Given problem - Quote the records below verbatim, line for line.

Listing -
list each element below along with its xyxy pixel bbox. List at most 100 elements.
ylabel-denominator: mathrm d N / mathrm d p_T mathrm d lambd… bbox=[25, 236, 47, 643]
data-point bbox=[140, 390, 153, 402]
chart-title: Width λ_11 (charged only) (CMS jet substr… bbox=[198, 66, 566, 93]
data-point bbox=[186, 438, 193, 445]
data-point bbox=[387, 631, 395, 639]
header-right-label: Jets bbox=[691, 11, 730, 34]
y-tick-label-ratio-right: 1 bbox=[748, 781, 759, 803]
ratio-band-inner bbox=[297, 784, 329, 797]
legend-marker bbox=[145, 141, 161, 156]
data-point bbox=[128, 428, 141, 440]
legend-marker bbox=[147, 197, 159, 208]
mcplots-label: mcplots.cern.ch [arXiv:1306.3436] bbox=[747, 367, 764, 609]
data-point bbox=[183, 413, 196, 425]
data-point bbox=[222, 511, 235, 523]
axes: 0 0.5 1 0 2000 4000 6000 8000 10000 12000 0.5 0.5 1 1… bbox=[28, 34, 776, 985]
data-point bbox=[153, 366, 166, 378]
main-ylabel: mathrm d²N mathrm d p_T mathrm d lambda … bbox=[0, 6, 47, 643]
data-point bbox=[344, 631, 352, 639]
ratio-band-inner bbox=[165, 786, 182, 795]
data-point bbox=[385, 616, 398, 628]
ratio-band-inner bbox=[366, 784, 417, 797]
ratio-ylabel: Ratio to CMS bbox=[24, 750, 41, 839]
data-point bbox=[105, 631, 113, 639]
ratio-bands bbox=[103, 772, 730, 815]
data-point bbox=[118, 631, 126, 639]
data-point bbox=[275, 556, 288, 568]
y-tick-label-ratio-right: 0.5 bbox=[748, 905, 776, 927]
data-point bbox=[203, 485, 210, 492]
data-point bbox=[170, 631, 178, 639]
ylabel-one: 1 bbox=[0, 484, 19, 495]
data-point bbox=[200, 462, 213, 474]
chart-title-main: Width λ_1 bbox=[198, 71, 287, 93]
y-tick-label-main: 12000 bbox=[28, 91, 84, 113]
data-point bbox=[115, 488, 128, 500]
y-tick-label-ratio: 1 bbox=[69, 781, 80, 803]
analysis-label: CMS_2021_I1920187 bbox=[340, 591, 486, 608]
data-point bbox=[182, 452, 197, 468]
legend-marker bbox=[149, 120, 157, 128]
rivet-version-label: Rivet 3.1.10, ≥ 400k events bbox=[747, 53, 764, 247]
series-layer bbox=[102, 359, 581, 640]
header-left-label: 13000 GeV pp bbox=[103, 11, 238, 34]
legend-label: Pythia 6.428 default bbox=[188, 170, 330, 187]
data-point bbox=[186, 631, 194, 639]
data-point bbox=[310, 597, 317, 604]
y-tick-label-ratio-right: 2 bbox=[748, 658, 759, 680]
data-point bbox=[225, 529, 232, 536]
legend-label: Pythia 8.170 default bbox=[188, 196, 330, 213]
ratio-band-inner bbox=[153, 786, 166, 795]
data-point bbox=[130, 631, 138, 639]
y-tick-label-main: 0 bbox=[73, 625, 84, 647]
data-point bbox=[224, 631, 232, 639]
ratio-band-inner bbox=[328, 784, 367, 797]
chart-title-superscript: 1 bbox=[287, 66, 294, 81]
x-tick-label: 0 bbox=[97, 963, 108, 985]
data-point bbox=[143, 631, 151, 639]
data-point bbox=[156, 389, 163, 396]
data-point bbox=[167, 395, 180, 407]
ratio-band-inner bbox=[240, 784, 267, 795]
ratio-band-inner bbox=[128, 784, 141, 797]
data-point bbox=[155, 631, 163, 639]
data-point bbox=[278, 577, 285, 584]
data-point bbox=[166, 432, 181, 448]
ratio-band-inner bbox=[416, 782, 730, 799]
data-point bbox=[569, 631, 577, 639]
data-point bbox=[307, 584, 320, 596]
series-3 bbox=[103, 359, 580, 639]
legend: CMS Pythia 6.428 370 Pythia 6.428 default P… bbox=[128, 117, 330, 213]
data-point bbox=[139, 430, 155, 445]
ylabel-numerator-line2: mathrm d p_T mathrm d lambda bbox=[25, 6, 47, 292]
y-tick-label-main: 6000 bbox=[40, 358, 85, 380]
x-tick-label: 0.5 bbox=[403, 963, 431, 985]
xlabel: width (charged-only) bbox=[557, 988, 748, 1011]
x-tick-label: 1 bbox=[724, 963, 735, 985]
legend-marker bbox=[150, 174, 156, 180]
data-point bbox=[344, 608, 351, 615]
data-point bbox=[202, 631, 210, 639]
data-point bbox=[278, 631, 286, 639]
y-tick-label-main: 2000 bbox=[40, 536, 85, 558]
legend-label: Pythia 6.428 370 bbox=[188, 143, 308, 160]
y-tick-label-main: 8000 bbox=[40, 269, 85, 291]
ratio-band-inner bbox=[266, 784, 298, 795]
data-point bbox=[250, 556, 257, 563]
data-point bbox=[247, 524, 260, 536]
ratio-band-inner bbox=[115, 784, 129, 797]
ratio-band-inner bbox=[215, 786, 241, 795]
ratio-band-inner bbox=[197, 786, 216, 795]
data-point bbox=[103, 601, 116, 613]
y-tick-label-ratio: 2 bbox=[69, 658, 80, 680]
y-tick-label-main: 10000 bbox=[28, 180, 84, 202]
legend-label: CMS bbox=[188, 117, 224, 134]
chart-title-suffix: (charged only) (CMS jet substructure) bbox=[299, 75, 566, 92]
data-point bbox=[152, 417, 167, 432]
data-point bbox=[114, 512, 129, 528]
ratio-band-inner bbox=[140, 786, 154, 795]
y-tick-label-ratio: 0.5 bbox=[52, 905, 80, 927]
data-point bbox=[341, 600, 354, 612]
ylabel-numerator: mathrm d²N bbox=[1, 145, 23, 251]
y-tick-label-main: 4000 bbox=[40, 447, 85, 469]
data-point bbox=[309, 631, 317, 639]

Correct output -
list each element below along with its xyxy pixel bbox. List at most 100 elements.
ylabel-denominator: mathrm d N / mathrm d p_T mathrm d lambd… bbox=[25, 236, 47, 643]
data-point bbox=[140, 390, 153, 402]
chart-title: Width λ_11 (charged only) (CMS jet substr… bbox=[198, 66, 566, 93]
data-point bbox=[186, 438, 193, 445]
data-point bbox=[387, 631, 395, 639]
header-right-label: Jets bbox=[691, 11, 730, 34]
y-tick-label-ratio-right: 1 bbox=[748, 781, 759, 803]
ratio-band-inner bbox=[297, 784, 329, 797]
legend-marker bbox=[145, 141, 161, 156]
data-point bbox=[128, 428, 141, 440]
legend-marker bbox=[147, 197, 159, 208]
mcplots-label: mcplots.cern.ch [arXiv:1306.3436] bbox=[747, 367, 764, 609]
data-point bbox=[183, 413, 196, 425]
data-point bbox=[222, 511, 235, 523]
axes: 0 0.5 1 0 2000 4000 6000 8000 10000 12000 0.5 0.5 1 1… bbox=[28, 34, 776, 985]
data-point bbox=[153, 366, 166, 378]
main-ylabel: mathrm d²N mathrm d p_T mathrm d lambda … bbox=[0, 6, 47, 643]
data-point bbox=[344, 631, 352, 639]
ratio-band-inner bbox=[165, 786, 182, 795]
data-point bbox=[385, 616, 398, 628]
ratio-band-inner bbox=[366, 784, 417, 797]
ratio-ylabel: Ratio to CMS bbox=[24, 750, 41, 839]
data-point bbox=[105, 631, 113, 639]
ratio-bands bbox=[103, 772, 730, 815]
data-point bbox=[118, 631, 126, 639]
data-point bbox=[275, 556, 288, 568]
y-tick-label-ratio-right: 0.5 bbox=[748, 905, 776, 927]
data-point bbox=[203, 485, 210, 492]
data-point bbox=[170, 631, 178, 639]
ylabel-one: 1 bbox=[0, 484, 19, 495]
data-point bbox=[200, 462, 213, 474]
chart-title-main: Width λ_1 bbox=[198, 71, 287, 93]
y-tick-label-main: 12000 bbox=[28, 91, 84, 113]
data-point bbox=[115, 488, 128, 500]
y-tick-label-ratio: 1 bbox=[69, 781, 80, 803]
analysis-label: CMS_2021_I1920187 bbox=[340, 591, 486, 608]
data-point bbox=[182, 452, 197, 468]
legend-marker bbox=[149, 120, 157, 128]
rivet-version-label: Rivet 3.1.10, ≥ 400k events bbox=[747, 53, 764, 247]
series-layer bbox=[102, 359, 581, 640]
header-left-label: 13000 GeV pp bbox=[103, 11, 238, 34]
legend-label: Pythia 6.428 default bbox=[188, 170, 330, 187]
data-point bbox=[186, 631, 194, 639]
data-point bbox=[310, 597, 317, 604]
y-tick-label-ratio-right: 2 bbox=[748, 658, 759, 680]
data-point bbox=[225, 529, 232, 536]
legend-label: Pythia 8.170 default bbox=[188, 196, 330, 213]
ratio-band-inner bbox=[153, 786, 166, 795]
data-point bbox=[130, 631, 138, 639]
y-tick-label-main: 0 bbox=[73, 625, 84, 647]
data-point bbox=[224, 631, 232, 639]
ratio-band-inner bbox=[328, 784, 367, 797]
chart-title-superscript: 1 bbox=[287, 66, 294, 81]
x-tick-label: 0 bbox=[97, 963, 108, 985]
data-point bbox=[143, 631, 151, 639]
data-point bbox=[156, 389, 163, 396]
data-point bbox=[167, 395, 180, 407]
ratio-band-inner bbox=[240, 784, 267, 795]
ratio-band-inner bbox=[128, 784, 141, 797]
data-point bbox=[155, 631, 163, 639]
data-point bbox=[278, 577, 285, 584]
data-point bbox=[166, 432, 181, 448]
ratio-band-inner bbox=[416, 782, 730, 799]
data-point bbox=[569, 631, 577, 639]
data-point bbox=[307, 584, 320, 596]
series-3 bbox=[103, 359, 580, 639]
legend: CMS Pythia 6.428 370 Pythia 6.428 default P… bbox=[128, 117, 330, 213]
data-point bbox=[139, 430, 155, 445]
ylabel-numerator-line2: mathrm d p_T mathrm d lambda bbox=[25, 6, 47, 292]
y-tick-label-main: 6000 bbox=[40, 358, 85, 380]
x-tick-label: 0.5 bbox=[403, 963, 431, 985]
xlabel: width (charged-only) bbox=[557, 988, 748, 1011]
x-tick-label: 1 bbox=[724, 963, 735, 985]
legend-marker bbox=[150, 174, 156, 180]
data-point bbox=[344, 608, 351, 615]
data-point bbox=[202, 631, 210, 639]
data-point bbox=[278, 631, 286, 639]
y-tick-label-main: 2000 bbox=[40, 536, 85, 558]
legend-label: Pythia 6.428 370 bbox=[188, 143, 308, 160]
y-tick-label-main: 8000 bbox=[40, 269, 85, 291]
ratio-band-inner bbox=[266, 784, 298, 795]
data-point bbox=[250, 556, 257, 563]
data-point bbox=[247, 524, 260, 536]
ratio-band-inner bbox=[115, 784, 129, 797]
ratio-band-inner bbox=[215, 786, 241, 795]
ratio-band-inner bbox=[197, 786, 216, 795]
data-point bbox=[103, 601, 116, 613]
y-tick-label-ratio: 2 bbox=[69, 658, 80, 680]
y-tick-label-main: 10000 bbox=[28, 180, 84, 202]
legend-label: CMS bbox=[188, 117, 224, 134]
chart-title-suffix: (charged only) (CMS jet substructure) bbox=[299, 75, 566, 92]
data-point bbox=[152, 417, 167, 432]
data-point bbox=[114, 512, 129, 528]
ratio-band-inner bbox=[140, 786, 154, 795]
y-tick-label-ratio: 0.5 bbox=[52, 905, 80, 927]
data-point bbox=[341, 600, 354, 612]
ylabel-numerator: mathrm d²N bbox=[1, 145, 23, 251]
y-tick-label-main: 4000 bbox=[40, 447, 85, 469]
data-point bbox=[309, 631, 317, 639]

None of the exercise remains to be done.